## [WHAT IS EXPECTED]
Could you write out the records below exactly as they appear?

## [INFORMATION GIVEN]
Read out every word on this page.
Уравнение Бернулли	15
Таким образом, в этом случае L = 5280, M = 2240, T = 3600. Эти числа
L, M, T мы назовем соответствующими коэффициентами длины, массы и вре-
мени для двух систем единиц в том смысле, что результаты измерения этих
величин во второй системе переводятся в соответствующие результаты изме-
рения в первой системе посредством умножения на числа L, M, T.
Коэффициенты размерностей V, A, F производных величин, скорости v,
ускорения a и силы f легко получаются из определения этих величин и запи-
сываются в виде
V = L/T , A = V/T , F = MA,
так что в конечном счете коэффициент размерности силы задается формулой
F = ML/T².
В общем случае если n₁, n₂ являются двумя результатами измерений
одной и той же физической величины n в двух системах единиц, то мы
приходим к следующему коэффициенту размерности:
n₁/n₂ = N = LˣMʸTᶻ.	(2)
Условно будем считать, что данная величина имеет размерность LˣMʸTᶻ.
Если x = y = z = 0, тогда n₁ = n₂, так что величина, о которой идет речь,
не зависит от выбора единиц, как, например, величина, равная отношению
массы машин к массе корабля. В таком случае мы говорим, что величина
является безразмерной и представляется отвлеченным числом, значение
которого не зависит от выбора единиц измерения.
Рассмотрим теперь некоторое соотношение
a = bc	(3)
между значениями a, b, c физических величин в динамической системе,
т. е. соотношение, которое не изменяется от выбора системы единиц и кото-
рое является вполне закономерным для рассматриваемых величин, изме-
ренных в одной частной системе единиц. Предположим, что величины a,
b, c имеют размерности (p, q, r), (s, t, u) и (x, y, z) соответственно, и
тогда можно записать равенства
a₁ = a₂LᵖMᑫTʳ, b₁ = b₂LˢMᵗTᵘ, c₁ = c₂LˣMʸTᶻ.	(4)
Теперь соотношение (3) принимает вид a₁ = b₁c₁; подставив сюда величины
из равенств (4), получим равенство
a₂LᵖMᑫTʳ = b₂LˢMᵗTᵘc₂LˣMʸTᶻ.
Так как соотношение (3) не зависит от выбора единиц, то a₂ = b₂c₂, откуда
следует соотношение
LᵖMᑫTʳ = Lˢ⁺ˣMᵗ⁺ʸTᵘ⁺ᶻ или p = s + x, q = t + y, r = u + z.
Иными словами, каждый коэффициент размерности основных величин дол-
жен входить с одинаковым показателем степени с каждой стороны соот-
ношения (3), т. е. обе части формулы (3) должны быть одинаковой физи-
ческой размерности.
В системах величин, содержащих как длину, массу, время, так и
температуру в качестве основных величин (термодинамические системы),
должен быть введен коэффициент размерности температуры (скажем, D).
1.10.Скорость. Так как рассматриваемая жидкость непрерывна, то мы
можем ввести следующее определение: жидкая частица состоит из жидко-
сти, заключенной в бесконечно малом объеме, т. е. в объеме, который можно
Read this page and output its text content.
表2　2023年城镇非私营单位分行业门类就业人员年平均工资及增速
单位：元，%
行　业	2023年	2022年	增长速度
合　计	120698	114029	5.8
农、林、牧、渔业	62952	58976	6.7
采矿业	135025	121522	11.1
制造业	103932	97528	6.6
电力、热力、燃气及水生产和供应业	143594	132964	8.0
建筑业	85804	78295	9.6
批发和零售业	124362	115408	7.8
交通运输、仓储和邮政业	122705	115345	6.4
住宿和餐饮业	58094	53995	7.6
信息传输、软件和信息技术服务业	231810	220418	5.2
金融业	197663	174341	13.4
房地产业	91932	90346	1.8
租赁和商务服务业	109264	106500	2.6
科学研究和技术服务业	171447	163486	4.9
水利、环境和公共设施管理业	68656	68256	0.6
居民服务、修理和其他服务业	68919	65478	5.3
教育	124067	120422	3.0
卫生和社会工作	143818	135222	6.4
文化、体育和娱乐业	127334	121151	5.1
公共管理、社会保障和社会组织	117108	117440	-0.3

## [EXPECTED ANSWER]
Read out every word on this page.
Уравнение Бернулли	15
Таким образом, в этом случае L = 5280, M = 2240, T = 3600. Эти числа
L, M, T мы назовем соответствующими коэффициентами длины, массы и вре-
мени для двух систем единиц в том смысле, что результаты измерения этих
величин во второй системе переводятся в соответствующие результаты изме-
рения в первой системе посредством умножения на числа L, M, T.
Коэффициенты размерностей V, A, F производных величин, скорости v,
ускорения a и силы f легко получаются из определения этих величин и запи-
сываются в виде
V = L/T , A = V/T , F = MA,
так что в конечном счете коэффициент размерности силы задается формулой
F = ML/T².
В общем случае если n₁, n₂ являются двумя результатами измерений
одной и той же физической величины n в двух системах единиц, то мы
приходим к следующему коэффициенту размерности:
n₁/n₂ = N = LˣMʸTᶻ.	(2)
Условно будем считать, что данная величина имеет размерность LˣMʸTᶻ.
Если x = y = z = 0, тогда n₁ = n₂, так что величина, о которой идет речь,
не зависит от выбора единиц, как, например, величина, равная отношению
массы машин к массе корабля. В таком случае мы говорим, что величина
является безразмерной и представляется отвлеченным числом, значение
которого не зависит от выбора единиц измерения.
Рассмотрим теперь некоторое соотношение
a = bc	(3)
между значениями a, b, c физических величин в динамической системе,
т. е. соотношение, которое не изменяется от выбора системы единиц и кото-
рое является вполне закономерным для рассматриваемых величин, изме-
ренных в одной частной системе единиц. Предположим, что величины a,
b, c имеют размерности (p, q, r), (s, t, u) и (x, y, z) соответственно, и
тогда можно записать равенства
a₁ = a₂LᵖMᑫTʳ, b₁ = b₂LˢMᵗTᵘ, c₁ = c₂LˣMʸTᶻ.	(4)
Теперь соотношение (3) принимает вид a₁ = b₁c₁; подставив сюда величины
из равенств (4), получим равенство
a₂LᵖMᑫTʳ = b₂LˢMᵗTᵘc₂LˣMʸTᶻ.
Так как соотношение (3) не зависит от выбора единиц, то a₂ = b₂c₂, откуда
следует соотношение
LᵖMᑫTʳ = Lˢ⁺ˣMᵗ⁺ʸTᵘ⁺ᶻ или p = s + x, q = t + y, r = u + z.
Иными словами, каждый коэффициент размерности основных величин дол-
жен входить с одинаковым показателем степени с каждой стороны соот-
ношения (3), т. е. обе части формулы (3) должны быть одинаковой физи-
ческой размерности.
В системах величин, содержащих как длину, массу, время, так и
температуру в качестве основных величин (термодинамические системы),
должен быть введен коэффициент размерности температуры (скажем, D).
1.10.Скорость. Так как рассматриваемая жидкость непрерывна, то мы
можем ввести следующее определение: жидкая частица состоит из жидко-
сти, заключенной в бесконечно малом объеме, т. е. в объеме, который можно
Read this page and output its text content.
表2　2023年城镇非私营单位分行业门类就业人员年平均工资及增速
单位：元，%
行　业	2023年	2022年	增长速度
合　计	120698	114029	5.8
农、林、牧、渔业	62952	58976	6.7
采矿业	135025	121522	11.1
制造业	103932	97528	6.6
电力、热力、燃气及水生产和供应业	143594	132964	8.0
建筑业	85804	78295	9.6
批发和零售业	124362	115408	7.8
交通运输、仓储和邮政业	122705	115345	6.4
住宿和餐饮业	58094	53995	7.6
信息传输、软件和信息技术服务业	231810	220418	5.2
金融业	197663	174341	13.4
房地产业	91932	90346	1.8
租赁和商务服务业	109264	106500	2.6
科学研究和技术服务业	171447	163486	4.9
水利、环境和公共设施管理业	68656	68256	0.6
居民服务、修理和其他服务业	68919	65478	5.3
教育	124067	120422	3.0
卫生和社会工作	143818	135222	6.4
文化、体育和娱乐业	127334	121151	5.1
公共管理、社会保障和社会组织	117108	117440	-0.3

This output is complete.